Start of DATA

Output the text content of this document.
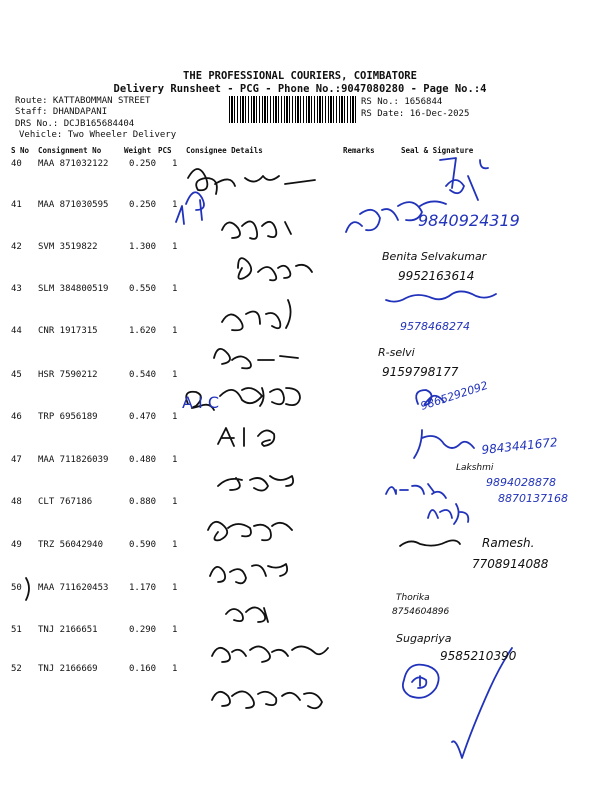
THE PROFESSIONAL COURIERS, COIMBATORE
Delivery Runsheet - PCG - Phone No.:9047080280 - Page No.:4
Route: KATTABOMMAN STREET
Staff: DHANDAPANI
DRS No.: DCJB165684404
Vehicle: Two Wheeler Delivery
RS No.: 1656844
RS Date: 16-Dec-2025
S No Consignment No	Weight PCS Consignee Details	Remarks	Seal & Signature
40 MAA 871032122 0.250 1
41 MAA 871030595 0.250 1
42 SVM 3519822	1.300 1
43 SLM 384800519 0.550 1
44 CNR 1917315	1.620 1
45 HSR 7590212	0.540 1
46 TRP 6956189	0.470 1
47 MAA 711826039 0.480 1
48 CLT 767186	0.880 1
49 TRZ 56042940	0.590 1
50 MAA 711620453 1.170 1
51 TNJ 2166651	0.290 1
52 TNJ 2166669	0.160 1
9840924319
Benita Selvakumar
9952163614
9578468274
R-selvi
9159798177
9865292092
A I C
9843441672
Lakshmi
9894028878
8870137168
Ramesh.
7708914088
Thorika
8754604896
Sugapriya
9585210390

End of DATA

*EXERCISE OBJECTIVE*:
Copy the data word for word. Pictures do not go in the copy.

*EXERCISE ANSWER*:
Output the text content of this document.
THE PROFESSIONAL COURIERS, COIMBATORE
Delivery Runsheet - PCG - Phone No.:9047080280 - Page No.:4
Route: KATTABOMMAN STREET
Staff: DHANDAPANI
DRS No.: DCJB165684404
Vehicle: Two Wheeler Delivery
RS No.: 1656844
RS Date: 16-Dec-2025
S No Consignment No	Weight PCS Consignee Details	Remarks	Seal & Signature
40 MAA 871032122 0.250 1
41 MAA 871030595 0.250 1
42 SVM 3519822	1.300 1
43 SLM 384800519 0.550 1
44 CNR 1917315	1.620 1
45 HSR 7590212	0.540 1
46 TRP 6956189	0.470 1
47 MAA 711826039 0.480 1
48 CLT 767186	0.880 1
49 TRZ 56042940	0.590 1
50 MAA 711620453 1.170 1
51 TNJ 2166651	0.290 1
52 TNJ 2166669	0.160 1
9840924319
Benita Selvakumar
9952163614
9578468274
R-selvi
9159798177
9865292092
A I C
9843441672
Lakshmi
9894028878
8870137168
Ramesh.
7708914088
Thorika
8754604896
Sugapriya
9585210390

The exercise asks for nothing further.